***** Excerpted text *****
This repository contains a federated learning approach for neural collaborative filtering (idea1) on news articles. We did not find any existing open source code for federated neural collaborative filtering. This repository can be used to test the novel approach described in [1] which combines content information with the user history. The repo allows you to compare this approach against common recommender system models as baselines.
We expect the items to be text. The approach embeds the items via BERT into a vector space. The users are than embedded via these item embeddings by averaging over all item vectors of items the user liked (in the training data). For each user item pair we concatenate the user and item vector and feed it into a neural network. We also sample a item the user did not like and feed it into the network. We then calculate the pairwise loss between the positive and the negative sample and backpropagate.
Contains two columns:
- "resource_id": unique id of the article
- "text": full body article text without html tags.
- "publication_date": date of publication.
Contains three columns:
- "user_id": unique id of the user
- "resource_id": unique id matching the one in metadata.csv
- "time": timestamp of the click
Python 3.6.8
Packages are in requirements.txt
You can run run_all.sh
to generate some dummy data and run all the algorithms. The jupyter notebook results/evaluate.ipynb
displays the results.
To work with your own data create a folder and copy the data in the format described above. Run DATA_FOLDER=your_data_folder python preprocessing.py
to preprocess your data.
You can then run any of the algorithms with DATA_FOLDER=your_data_folder python algorithm.py
- content_based.py: Embeds articles with tf-idf, creates user-vectors by averaging over the articles. Creates a ranked
list of recommendations by cos-similarity. To use your own embedding use
content_predict_custom_embedding
- idea1.py: Embeds the article with a pretrained bert embedding. Embeds the users as the average of the article vectors
the user read. Trains a neural network with pairwise loss
and creates predictions. (you can use your own embedding as well). For the decription of all the parameters look at
chapter
Parameters for Idea1
- popularity_random: Predicts simply the most popular articles. Predicts random articles.
- mf_model: Uses ALS to embed the articles and users as latent vectors. Then predicts the top articles for each user based on the latent vectors.
- folder example_scripts:
- idea1_timewise_sampling.py is an example for the idea1 with timewise sampling instead of random sampling
- base_FL.py is an example for federated learning. Both users have the same data.
- idea2.py is an example, where the corresponding user and item vector are not concatenated from the beginning but rather have some individual layers before the vectors are concatenated.
Results from the evaluation are printed and saved in results/{evaluation_name}
Training history of the loss and metrics are in results/idea1_models/{model_name}
The flow through the system is as follows:
- formatted data: The preprocessing script transforms the data into horizontal format and generates a train, validation, test
split. It stores the new data in the folder given by
DATA_FOLDER
('processed' by default). The load_data from the preprocessing module will load the formatted train,test and validation data. We have two formats: vertical, where each user item pair is one row and horizontal, where we have one row per user containing the list of clicked items . - preprocessed/embedded data: Each individual algorithm processes the data and prepares it for training. For Idea1 this step embeds the users and articles into a vector representation and stores these lookup tables in the " processed"-folder.
*****
» Aim: Which scripts does the repository description list inside the example_scripts folder?
***** Data lines *****
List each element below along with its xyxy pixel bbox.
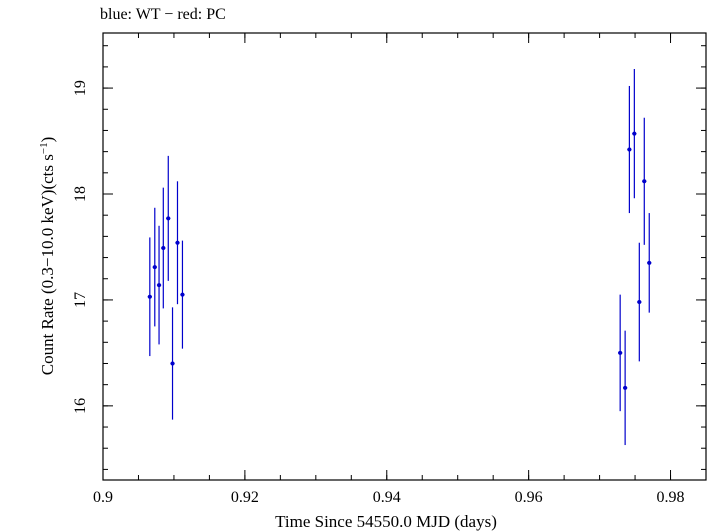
*****
» Finished task: idea1_timewise_sampling.py, base_FL.py, and idea2.py